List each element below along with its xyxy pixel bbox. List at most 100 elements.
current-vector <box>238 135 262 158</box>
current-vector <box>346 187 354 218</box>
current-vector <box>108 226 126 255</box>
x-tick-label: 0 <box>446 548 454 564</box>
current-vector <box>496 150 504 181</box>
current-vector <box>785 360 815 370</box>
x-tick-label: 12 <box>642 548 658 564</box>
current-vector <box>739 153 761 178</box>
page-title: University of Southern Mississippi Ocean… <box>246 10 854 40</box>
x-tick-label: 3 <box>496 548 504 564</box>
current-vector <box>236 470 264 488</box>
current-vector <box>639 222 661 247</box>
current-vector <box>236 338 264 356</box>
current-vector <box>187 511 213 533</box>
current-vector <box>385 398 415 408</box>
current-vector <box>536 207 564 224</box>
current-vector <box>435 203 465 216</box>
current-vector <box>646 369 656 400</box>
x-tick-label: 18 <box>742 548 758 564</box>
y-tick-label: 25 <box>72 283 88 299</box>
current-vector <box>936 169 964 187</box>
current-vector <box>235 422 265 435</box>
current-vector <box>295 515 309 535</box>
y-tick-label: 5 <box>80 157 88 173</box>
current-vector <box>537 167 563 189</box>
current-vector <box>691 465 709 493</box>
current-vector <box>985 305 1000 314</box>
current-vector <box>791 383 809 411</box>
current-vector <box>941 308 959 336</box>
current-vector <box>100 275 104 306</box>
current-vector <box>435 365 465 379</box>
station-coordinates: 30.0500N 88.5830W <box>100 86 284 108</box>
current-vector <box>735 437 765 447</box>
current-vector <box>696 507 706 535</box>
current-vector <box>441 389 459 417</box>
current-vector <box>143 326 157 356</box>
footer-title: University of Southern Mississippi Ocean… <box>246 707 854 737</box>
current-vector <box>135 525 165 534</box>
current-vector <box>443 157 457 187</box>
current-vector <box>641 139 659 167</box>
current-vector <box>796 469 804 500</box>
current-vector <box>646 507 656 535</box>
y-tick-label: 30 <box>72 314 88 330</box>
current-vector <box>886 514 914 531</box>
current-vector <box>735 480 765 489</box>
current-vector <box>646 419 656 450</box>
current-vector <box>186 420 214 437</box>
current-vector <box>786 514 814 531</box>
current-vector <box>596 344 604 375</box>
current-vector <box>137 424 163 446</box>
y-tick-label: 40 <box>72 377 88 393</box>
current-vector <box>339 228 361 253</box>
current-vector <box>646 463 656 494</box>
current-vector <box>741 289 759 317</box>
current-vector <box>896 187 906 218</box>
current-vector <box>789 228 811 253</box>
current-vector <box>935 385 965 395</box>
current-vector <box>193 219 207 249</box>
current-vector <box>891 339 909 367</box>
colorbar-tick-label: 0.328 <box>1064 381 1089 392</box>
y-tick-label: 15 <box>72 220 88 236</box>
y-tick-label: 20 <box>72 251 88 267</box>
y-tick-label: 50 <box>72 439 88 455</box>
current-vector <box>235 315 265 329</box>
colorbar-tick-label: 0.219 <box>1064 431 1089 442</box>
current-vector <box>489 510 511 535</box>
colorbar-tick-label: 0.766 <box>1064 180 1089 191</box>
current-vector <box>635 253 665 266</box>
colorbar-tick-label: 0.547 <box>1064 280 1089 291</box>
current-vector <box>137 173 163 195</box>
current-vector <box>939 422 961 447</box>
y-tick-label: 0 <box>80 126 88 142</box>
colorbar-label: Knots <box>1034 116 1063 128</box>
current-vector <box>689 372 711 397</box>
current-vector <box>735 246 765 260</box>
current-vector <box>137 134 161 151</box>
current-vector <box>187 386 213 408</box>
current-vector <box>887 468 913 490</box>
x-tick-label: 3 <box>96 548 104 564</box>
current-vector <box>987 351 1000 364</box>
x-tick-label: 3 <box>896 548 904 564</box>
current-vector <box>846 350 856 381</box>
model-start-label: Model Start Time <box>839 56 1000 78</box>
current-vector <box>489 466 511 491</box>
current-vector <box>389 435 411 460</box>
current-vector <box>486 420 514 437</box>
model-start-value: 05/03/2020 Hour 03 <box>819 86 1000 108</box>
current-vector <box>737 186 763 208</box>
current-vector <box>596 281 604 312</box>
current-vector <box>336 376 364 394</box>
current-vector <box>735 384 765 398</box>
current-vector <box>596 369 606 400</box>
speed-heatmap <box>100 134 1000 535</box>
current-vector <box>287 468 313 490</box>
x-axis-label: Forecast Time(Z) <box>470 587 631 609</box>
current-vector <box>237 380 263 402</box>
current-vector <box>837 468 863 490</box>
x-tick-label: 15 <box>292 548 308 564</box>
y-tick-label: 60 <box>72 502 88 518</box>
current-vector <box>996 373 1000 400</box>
————
[The request]: Copy the listing above line for line, changing nothing.

[Exercise output]:
List each element below along with its xyxy pixel bbox. List at most 100 elements.
current-vector <box>238 135 262 158</box>
current-vector <box>346 187 354 218</box>
current-vector <box>108 226 126 255</box>
x-tick-label: 0 <box>446 548 454 564</box>
current-vector <box>496 150 504 181</box>
current-vector <box>785 360 815 370</box>
x-tick-label: 12 <box>642 548 658 564</box>
current-vector <box>739 153 761 178</box>
page-title: University of Southern Mississippi Ocean… <box>246 10 854 40</box>
x-tick-label: 3 <box>496 548 504 564</box>
current-vector <box>236 470 264 488</box>
current-vector <box>639 222 661 247</box>
current-vector <box>236 338 264 356</box>
current-vector <box>187 511 213 533</box>
current-vector <box>385 398 415 408</box>
current-vector <box>536 207 564 224</box>
current-vector <box>435 203 465 216</box>
current-vector <box>646 369 656 400</box>
x-tick-label: 18 <box>742 548 758 564</box>
y-tick-label: 25 <box>72 283 88 299</box>
current-vector <box>936 169 964 187</box>
current-vector <box>235 422 265 435</box>
current-vector <box>295 515 309 535</box>
y-tick-label: 5 <box>80 157 88 173</box>
current-vector <box>537 167 563 189</box>
current-vector <box>691 465 709 493</box>
current-vector <box>985 305 1000 314</box>
current-vector <box>791 383 809 411</box>
current-vector <box>941 308 959 336</box>
current-vector <box>100 275 104 306</box>
current-vector <box>435 365 465 379</box>
station-coordinates: 30.0500N 88.5830W <box>100 86 284 108</box>
current-vector <box>735 437 765 447</box>
current-vector <box>696 507 706 535</box>
current-vector <box>441 389 459 417</box>
current-vector <box>143 326 157 356</box>
footer-title: University of Southern Mississippi Ocean… <box>246 707 854 737</box>
current-vector <box>135 525 165 534</box>
current-vector <box>443 157 457 187</box>
current-vector <box>641 139 659 167</box>
current-vector <box>796 469 804 500</box>
current-vector <box>646 507 656 535</box>
y-tick-label: 30 <box>72 314 88 330</box>
current-vector <box>886 514 914 531</box>
current-vector <box>735 480 765 489</box>
current-vector <box>646 419 656 450</box>
current-vector <box>186 420 214 437</box>
current-vector <box>786 514 814 531</box>
current-vector <box>596 344 604 375</box>
current-vector <box>137 424 163 446</box>
y-tick-label: 40 <box>72 377 88 393</box>
current-vector <box>339 228 361 253</box>
current-vector <box>646 463 656 494</box>
current-vector <box>741 289 759 317</box>
current-vector <box>896 187 906 218</box>
current-vector <box>789 228 811 253</box>
current-vector <box>935 385 965 395</box>
current-vector <box>193 219 207 249</box>
current-vector <box>891 339 909 367</box>
colorbar-tick-label: 0.328 <box>1064 381 1089 392</box>
y-tick-label: 15 <box>72 220 88 236</box>
y-tick-label: 20 <box>72 251 88 267</box>
y-tick-label: 50 <box>72 439 88 455</box>
current-vector <box>235 315 265 329</box>
colorbar-tick-label: 0.219 <box>1064 431 1089 442</box>
current-vector <box>489 510 511 535</box>
colorbar-tick-label: 0.766 <box>1064 180 1089 191</box>
current-vector <box>635 253 665 266</box>
colorbar-tick-label: 0.547 <box>1064 280 1089 291</box>
current-vector <box>137 173 163 195</box>
current-vector <box>939 422 961 447</box>
y-tick-label: 0 <box>80 126 88 142</box>
colorbar-label: Knots <box>1034 116 1063 128</box>
current-vector <box>689 372 711 397</box>
current-vector <box>735 246 765 260</box>
current-vector <box>137 134 161 151</box>
current-vector <box>187 386 213 408</box>
current-vector <box>887 468 913 490</box>
x-tick-label: 3 <box>96 548 104 564</box>
current-vector <box>987 351 1000 364</box>
x-tick-label: 3 <box>896 548 904 564</box>
current-vector <box>846 350 856 381</box>
model-start-label: Model Start Time <box>839 56 1000 78</box>
current-vector <box>489 466 511 491</box>
current-vector <box>389 435 411 460</box>
current-vector <box>486 420 514 437</box>
model-start-value: 05/03/2020 Hour 03 <box>819 86 1000 108</box>
current-vector <box>737 186 763 208</box>
current-vector <box>596 281 604 312</box>
current-vector <box>336 376 364 394</box>
current-vector <box>735 384 765 398</box>
current-vector <box>596 369 606 400</box>
speed-heatmap <box>100 134 1000 535</box>
current-vector <box>287 468 313 490</box>
x-axis-label: Forecast Time(Z) <box>470 587 631 609</box>
current-vector <box>237 380 263 402</box>
current-vector <box>837 468 863 490</box>
x-tick-label: 15 <box>292 548 308 564</box>
y-tick-label: 60 <box>72 502 88 518</box>
current-vector <box>996 373 1000 400</box>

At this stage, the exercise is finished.